*Short exercise*. Work out how many lines in the entries below include the word "this". Give nothing but the number.

%%

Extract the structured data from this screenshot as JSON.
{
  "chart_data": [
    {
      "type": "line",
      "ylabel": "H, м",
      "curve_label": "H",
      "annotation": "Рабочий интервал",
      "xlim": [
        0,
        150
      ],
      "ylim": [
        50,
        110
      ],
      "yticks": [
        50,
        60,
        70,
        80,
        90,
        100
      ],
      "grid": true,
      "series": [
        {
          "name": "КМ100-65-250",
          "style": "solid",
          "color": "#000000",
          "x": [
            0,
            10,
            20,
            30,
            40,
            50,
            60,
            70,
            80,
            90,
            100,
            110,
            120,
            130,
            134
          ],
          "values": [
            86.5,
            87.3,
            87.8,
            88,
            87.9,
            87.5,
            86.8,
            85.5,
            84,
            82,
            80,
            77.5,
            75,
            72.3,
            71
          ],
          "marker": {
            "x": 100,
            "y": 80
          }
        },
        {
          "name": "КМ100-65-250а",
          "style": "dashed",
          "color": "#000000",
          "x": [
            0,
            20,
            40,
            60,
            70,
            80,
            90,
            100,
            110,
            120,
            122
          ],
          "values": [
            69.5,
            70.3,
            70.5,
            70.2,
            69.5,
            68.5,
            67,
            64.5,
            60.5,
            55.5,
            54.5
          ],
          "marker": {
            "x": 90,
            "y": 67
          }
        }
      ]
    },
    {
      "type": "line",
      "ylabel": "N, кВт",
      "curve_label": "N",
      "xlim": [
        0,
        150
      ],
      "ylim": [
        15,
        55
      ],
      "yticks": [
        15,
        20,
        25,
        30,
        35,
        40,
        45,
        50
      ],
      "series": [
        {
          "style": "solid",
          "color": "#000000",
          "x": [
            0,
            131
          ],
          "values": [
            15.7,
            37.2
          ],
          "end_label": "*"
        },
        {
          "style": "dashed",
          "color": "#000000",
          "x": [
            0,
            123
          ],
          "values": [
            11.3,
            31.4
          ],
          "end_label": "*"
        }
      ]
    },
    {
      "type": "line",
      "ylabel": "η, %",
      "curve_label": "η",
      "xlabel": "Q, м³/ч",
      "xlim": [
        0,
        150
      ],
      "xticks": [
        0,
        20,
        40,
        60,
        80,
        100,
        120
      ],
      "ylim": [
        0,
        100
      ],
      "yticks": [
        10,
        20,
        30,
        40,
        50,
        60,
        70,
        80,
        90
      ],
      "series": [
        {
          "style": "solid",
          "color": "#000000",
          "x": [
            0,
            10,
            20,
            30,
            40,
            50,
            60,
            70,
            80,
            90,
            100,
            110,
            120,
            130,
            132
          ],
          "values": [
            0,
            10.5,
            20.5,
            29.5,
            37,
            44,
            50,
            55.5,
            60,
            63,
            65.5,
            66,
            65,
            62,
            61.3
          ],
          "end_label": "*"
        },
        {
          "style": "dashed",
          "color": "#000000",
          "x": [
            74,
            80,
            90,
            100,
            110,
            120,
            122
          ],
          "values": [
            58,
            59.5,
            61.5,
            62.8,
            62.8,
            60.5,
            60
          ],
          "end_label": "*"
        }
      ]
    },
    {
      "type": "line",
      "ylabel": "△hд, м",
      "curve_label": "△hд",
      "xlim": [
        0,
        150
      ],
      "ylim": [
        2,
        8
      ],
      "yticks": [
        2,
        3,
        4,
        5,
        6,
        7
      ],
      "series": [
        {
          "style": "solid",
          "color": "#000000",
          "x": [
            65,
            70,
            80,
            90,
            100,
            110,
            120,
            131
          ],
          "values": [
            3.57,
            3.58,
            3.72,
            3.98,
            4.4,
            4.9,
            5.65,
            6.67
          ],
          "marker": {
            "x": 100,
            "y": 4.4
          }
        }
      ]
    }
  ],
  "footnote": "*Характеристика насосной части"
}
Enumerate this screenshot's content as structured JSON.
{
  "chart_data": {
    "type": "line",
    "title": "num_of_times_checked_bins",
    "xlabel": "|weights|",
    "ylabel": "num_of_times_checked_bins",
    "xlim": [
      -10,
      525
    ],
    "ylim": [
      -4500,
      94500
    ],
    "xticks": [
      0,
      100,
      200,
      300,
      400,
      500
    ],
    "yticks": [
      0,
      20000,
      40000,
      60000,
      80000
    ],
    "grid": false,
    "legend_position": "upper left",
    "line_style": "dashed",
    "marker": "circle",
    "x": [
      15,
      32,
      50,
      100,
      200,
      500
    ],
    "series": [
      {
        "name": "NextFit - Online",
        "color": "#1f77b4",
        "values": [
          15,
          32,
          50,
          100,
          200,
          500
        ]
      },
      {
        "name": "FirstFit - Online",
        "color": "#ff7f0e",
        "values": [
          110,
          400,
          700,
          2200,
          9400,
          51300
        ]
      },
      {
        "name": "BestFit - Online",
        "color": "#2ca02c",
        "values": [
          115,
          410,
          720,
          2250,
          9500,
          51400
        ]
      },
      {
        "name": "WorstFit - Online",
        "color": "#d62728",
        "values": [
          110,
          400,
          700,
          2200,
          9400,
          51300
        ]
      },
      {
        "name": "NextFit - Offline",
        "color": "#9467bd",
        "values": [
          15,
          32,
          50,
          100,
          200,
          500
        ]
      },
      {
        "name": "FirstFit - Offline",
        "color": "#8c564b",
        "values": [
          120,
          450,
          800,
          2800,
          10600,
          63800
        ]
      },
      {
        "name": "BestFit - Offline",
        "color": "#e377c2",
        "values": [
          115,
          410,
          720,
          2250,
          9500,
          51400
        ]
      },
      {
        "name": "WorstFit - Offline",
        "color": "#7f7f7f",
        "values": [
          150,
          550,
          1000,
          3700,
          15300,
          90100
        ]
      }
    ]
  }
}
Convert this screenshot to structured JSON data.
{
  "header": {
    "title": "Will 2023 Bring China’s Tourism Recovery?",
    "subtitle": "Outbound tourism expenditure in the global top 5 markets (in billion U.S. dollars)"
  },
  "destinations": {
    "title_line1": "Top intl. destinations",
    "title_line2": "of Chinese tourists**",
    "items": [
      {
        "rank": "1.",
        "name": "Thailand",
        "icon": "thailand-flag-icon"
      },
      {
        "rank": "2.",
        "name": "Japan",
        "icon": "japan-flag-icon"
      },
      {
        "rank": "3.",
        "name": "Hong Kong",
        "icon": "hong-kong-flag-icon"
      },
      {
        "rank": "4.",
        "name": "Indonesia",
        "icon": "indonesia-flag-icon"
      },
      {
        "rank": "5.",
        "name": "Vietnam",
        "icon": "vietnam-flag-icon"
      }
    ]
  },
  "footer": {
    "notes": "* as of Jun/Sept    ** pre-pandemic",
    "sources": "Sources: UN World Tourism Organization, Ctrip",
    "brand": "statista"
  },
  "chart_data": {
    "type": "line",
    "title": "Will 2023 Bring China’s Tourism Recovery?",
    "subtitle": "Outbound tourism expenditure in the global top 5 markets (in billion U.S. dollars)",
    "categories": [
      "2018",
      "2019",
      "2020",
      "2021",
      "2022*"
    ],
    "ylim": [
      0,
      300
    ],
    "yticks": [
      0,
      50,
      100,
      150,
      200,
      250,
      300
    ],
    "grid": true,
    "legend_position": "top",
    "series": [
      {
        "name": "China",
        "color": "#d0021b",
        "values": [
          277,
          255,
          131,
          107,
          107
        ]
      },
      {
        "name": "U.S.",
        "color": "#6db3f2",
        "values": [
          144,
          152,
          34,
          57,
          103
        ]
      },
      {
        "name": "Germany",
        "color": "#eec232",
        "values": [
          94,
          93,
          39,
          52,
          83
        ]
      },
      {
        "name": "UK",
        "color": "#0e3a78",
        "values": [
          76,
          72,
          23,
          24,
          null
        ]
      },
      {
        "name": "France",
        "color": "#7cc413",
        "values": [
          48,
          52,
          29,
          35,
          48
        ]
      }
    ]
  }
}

%%

*Task result*. 3